# Task list:
a) Print the passage on Treg cells in immunotherapy word for word, from "One strategy used" up to and including "cell-depleting monoclonal antibodies.".
b) Proceed with the passage on Treg cells in immunotherapy, picking up after its final sentence.

# Excerpt to read:

☆ ☆ ☆ ☆ ☆

T-regulatory cell (Treg) targeting in immunotherapy
T-regulatory cells (Treg) and Immunotherapy
T-regulatory cells (Treg), suppress an aberrant immune response against self-antigens, and they also suppress anti-tumor immune responses. Infiltration of a large number of Treg cells into tumor tissues is often associated with poor prognosis. There is accumulating evidence that the removal of Treg cells is able to evoke and enhance anti-tumor immune response. However, systemic depletion of Treg cells may concurrently elicit deleterious autoimmunity.
One strategy used at the Integrative Cancer Treatment & Research Center (ICT-RC) for evoking effective tumor immunity without autoimmunity is to specifically target terminally differentiated effector T-regulatory cells because effector Treg cells are the predominant cell type in tumor tissues. Various cell surface molecules, including chemokine receptors such as CCR4, that are specifically expressed by effector T-regulatory cells can be the candidates for depleting effector T-regulatory cells by specific cell-depleting monoclonal antibodies.
In addition, other immunological characteristics of effector T-regulatory cells, such as their high expression of CTLA-4, active proliferation, and apoptosis-prone tendency, can be exploited to control specifically their functions.

☆ ☆ ☆ ☆ ☆

# Provided material:
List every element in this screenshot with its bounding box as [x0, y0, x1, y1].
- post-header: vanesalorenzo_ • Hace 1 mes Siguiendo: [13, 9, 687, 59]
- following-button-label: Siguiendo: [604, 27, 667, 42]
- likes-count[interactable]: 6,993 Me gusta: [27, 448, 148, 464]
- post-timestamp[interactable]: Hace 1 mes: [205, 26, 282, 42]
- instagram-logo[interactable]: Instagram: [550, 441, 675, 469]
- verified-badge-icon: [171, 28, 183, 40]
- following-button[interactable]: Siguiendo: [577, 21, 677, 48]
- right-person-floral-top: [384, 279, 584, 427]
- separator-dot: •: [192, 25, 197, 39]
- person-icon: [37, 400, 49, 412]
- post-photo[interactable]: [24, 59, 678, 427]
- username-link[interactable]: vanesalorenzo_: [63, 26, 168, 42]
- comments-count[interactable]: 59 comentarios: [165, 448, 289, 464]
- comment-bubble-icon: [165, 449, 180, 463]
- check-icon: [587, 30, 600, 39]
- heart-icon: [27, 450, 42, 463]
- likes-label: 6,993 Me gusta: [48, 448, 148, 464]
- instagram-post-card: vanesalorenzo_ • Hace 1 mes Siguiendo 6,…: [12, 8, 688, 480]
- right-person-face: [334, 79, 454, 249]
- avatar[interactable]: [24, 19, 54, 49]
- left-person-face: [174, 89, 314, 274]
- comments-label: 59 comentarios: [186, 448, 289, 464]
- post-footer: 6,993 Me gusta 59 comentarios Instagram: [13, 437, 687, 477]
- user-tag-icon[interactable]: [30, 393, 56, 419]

☆ ☆ ☆ ☆ ☆

# Answers by task:
a)
One strategy used at the Integrative Cancer Treatment & Research Center (ICT-RC) for evoking effective tumor immunity without autoimmunity is to specifically target terminally differentiated effector T-regulatory cells because effector Treg cells are the predominant cell type in tumor tissues. Various cell surface molecules, including chemokine receptors such as CCR4, that are specifically expressed by effector T-regulatory cells can be the candidates for depleting effector T-regulatory cells by specific cell-depleting monoclonal antibodies.

b)
For example, anti-CTLA-4 antibody may kill effector Treg cells or attenuate their suppressive activity. By either having either a tumor biopsy and/or tumor tissue analysis, the Treg cells and antigens associated within the tumor itself can be targeted. A combination of T-regulatory cell targeting (e.g., by reducing Treg cells or attenuating their suppressive activity in tumor tissues) with the activation of tumor-specific effector T cells (e.g., by cancer vaccine (dendritic cell) or immune checkpoint blockade) current cancer immunotherapy can be more effective.
Regulatory T Cells
Cancer immunotherapy involving blockade of immune checkpoint molecules, such as CTLA-4 and PD-1, has shown remarkable clinical success across several types of malignancies.
However, a fraction of patients experience disease progression after treatment; thus, exploring resistant mechanisms for immune checkpoint inhibitors and improving their treatment outcome with additional modalities are of great importance. CD4+ regulatory T (Treg ) cells characterized by expression of the master regulatory transcription factor FOXP3 are a highly immune-suppressive subset of CD4+ T cells that maintain immune homeostasis. Several preclinical and clinical studies suggest that Tregcells hamper immune surveillance against cancer in healthy individuals, prevent the development of effective antitumor immunity in tumor-bearing patients, and promote tumor progression. Therefore, targeting Treg cells should be crucial to improving the treatment outcomes of cancer immunotherapy. Several clinical studies directly or indirectly targeting Treg cells in combination with immune checkpoint inhibitors are ongoing or being planned. Understanding the characteristics and roles of Treg cells in cancer settings could make disease-specific Treg -targeted therapy more efficacious and reduce the incidence of immune-related adverse effects mediated by Treg cell inhibition.